### AIM
Output the full listing below exactly, without the pictures.

### TASK INPUTS
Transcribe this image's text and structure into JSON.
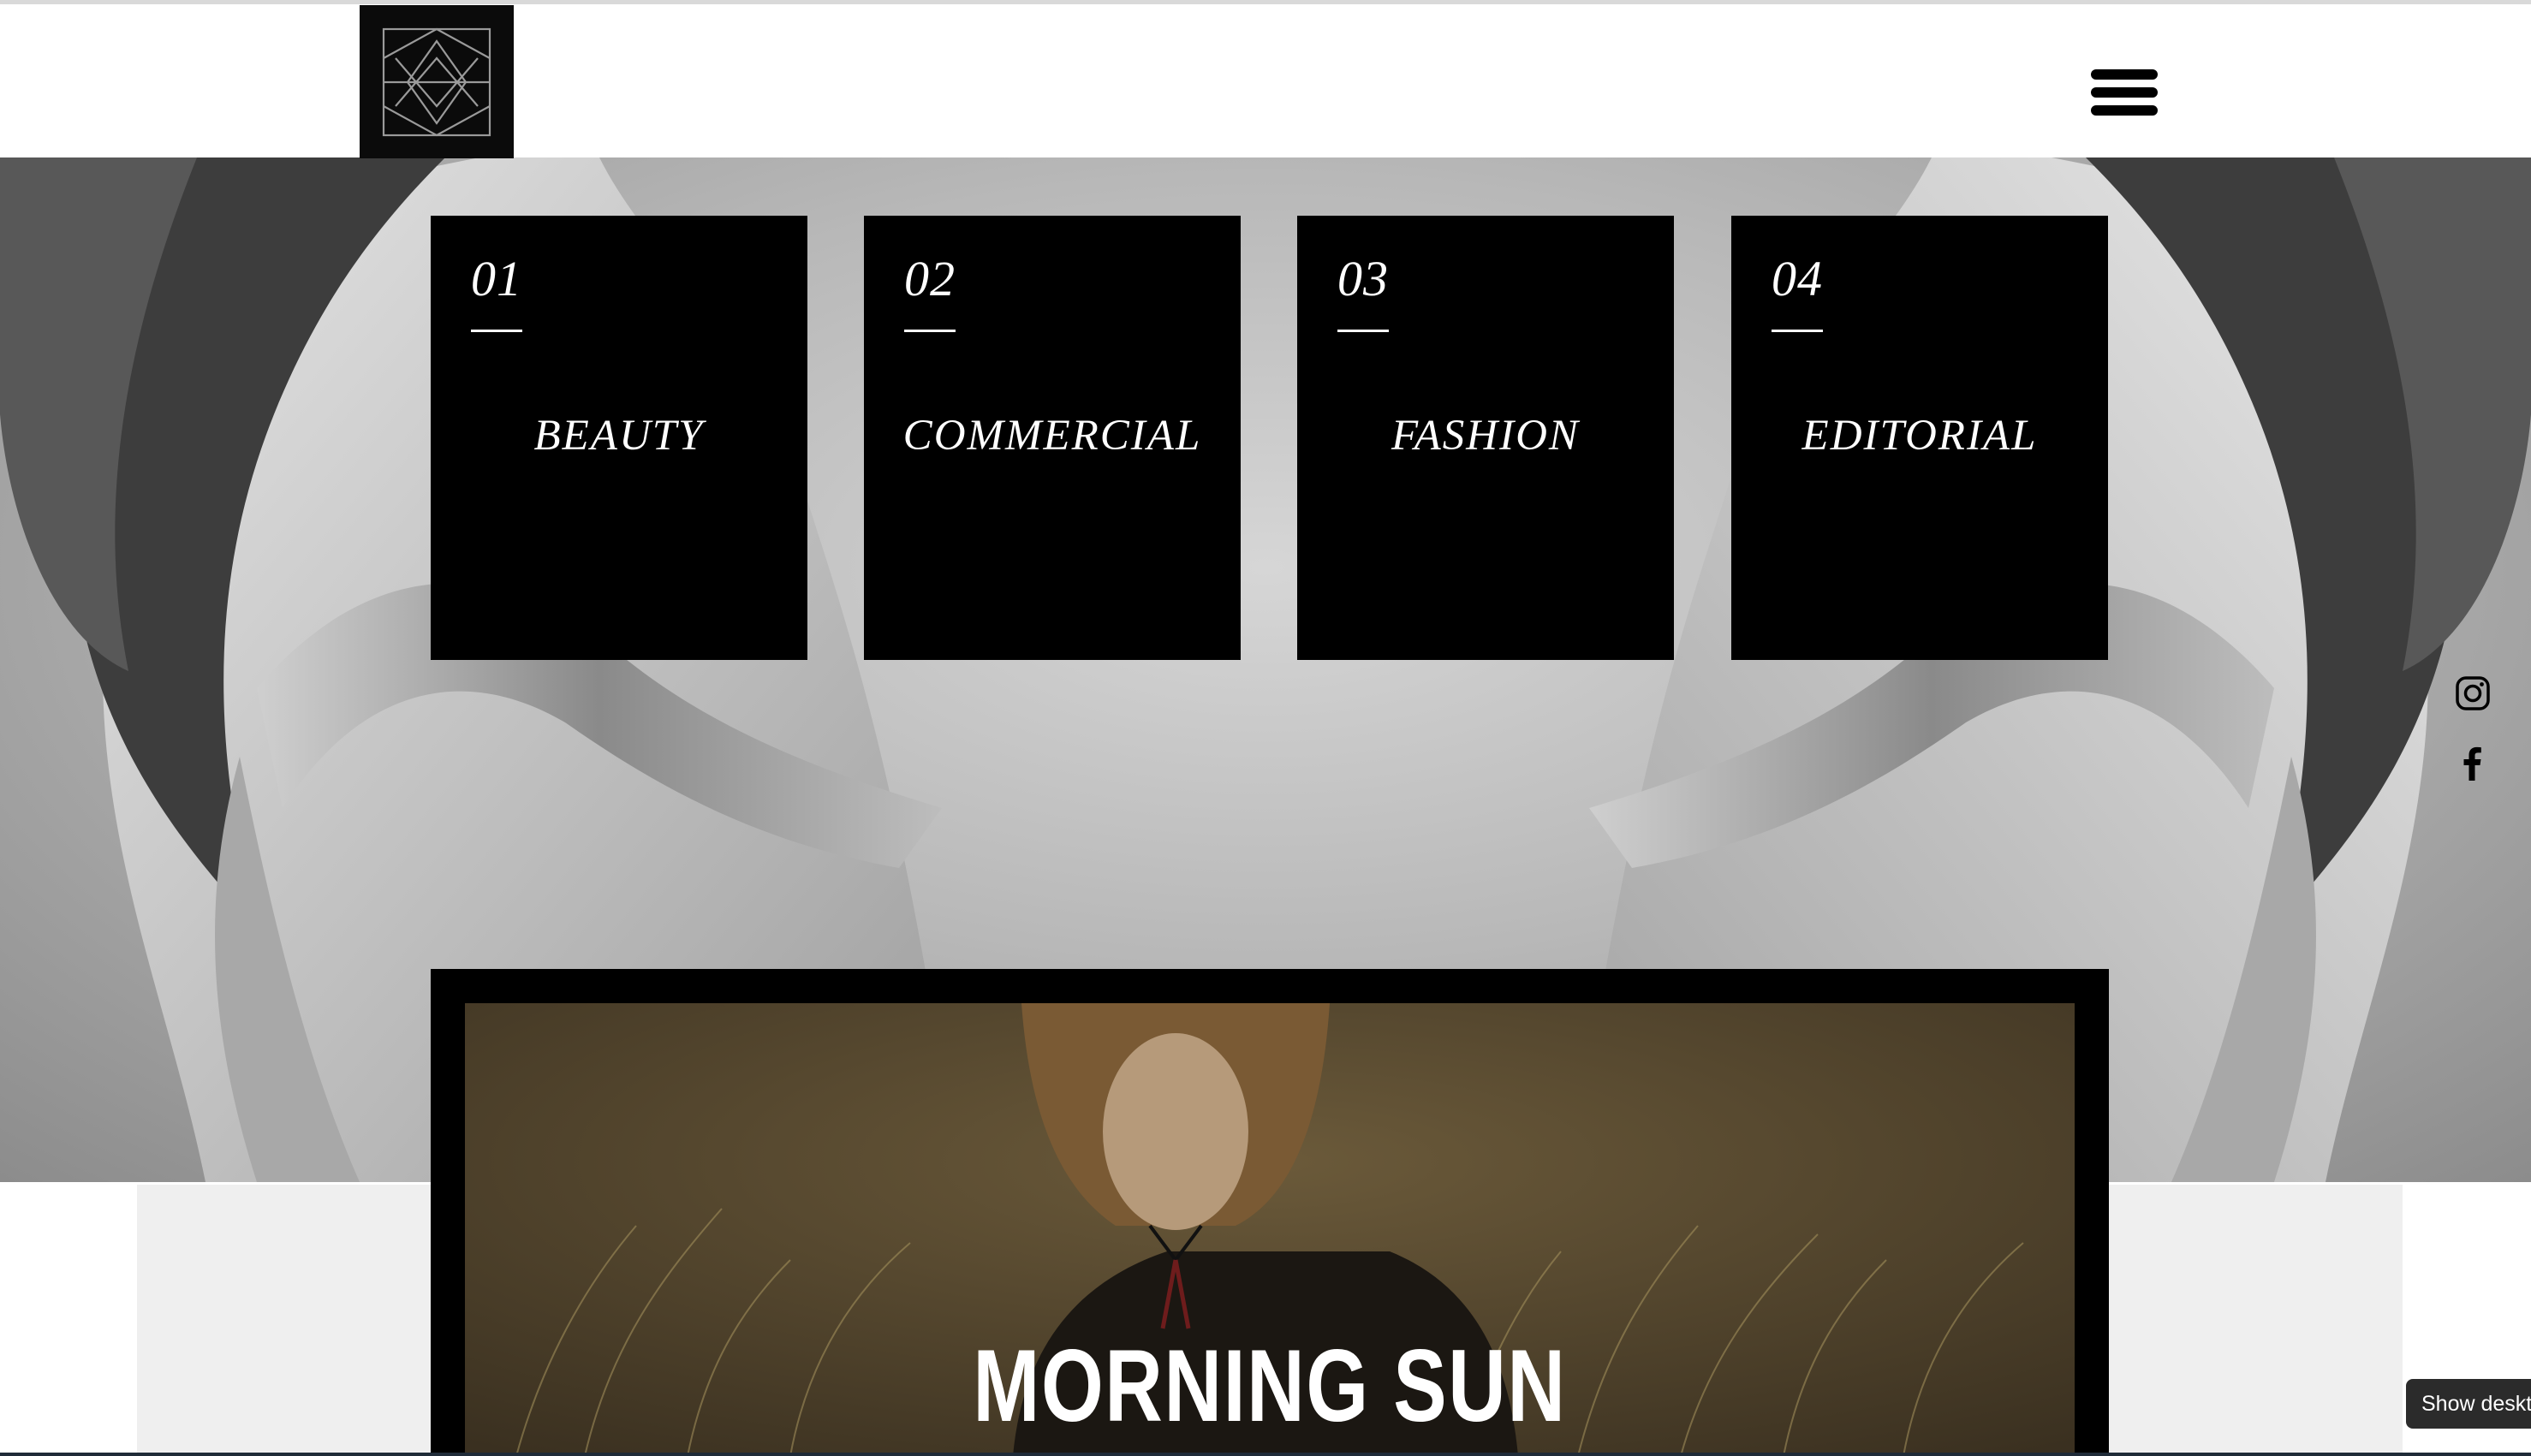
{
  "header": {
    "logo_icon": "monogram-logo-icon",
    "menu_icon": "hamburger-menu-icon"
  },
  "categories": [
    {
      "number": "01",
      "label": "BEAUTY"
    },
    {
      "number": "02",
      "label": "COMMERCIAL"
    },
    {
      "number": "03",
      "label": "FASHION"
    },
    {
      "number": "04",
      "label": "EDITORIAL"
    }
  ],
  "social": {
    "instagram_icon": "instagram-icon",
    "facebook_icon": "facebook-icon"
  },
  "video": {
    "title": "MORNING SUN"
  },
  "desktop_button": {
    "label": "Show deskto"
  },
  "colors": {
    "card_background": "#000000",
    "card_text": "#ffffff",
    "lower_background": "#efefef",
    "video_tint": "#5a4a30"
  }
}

### ANSWER BELOW
Transcribe this image's text and structure into JSON.
{
  "header": {
    "logo_icon": "monogram-logo-icon",
    "menu_icon": "hamburger-menu-icon"
  },
  "categories": [
    {
      "number": "01",
      "label": "BEAUTY"
    },
    {
      "number": "02",
      "label": "COMMERCIAL"
    },
    {
      "number": "03",
      "label": "FASHION"
    },
    {
      "number": "04",
      "label": "EDITORIAL"
    }
  ],
  "social": {
    "instagram_icon": "instagram-icon",
    "facebook_icon": "facebook-icon"
  },
  "video": {
    "title": "MORNING SUN"
  },
  "desktop_button": {
    "label": "Show deskto"
  },
  "colors": {
    "card_background": "#000000",
    "card_text": "#ffffff",
    "lower_background": "#efefef",
    "video_tint": "#5a4a30"
  }
}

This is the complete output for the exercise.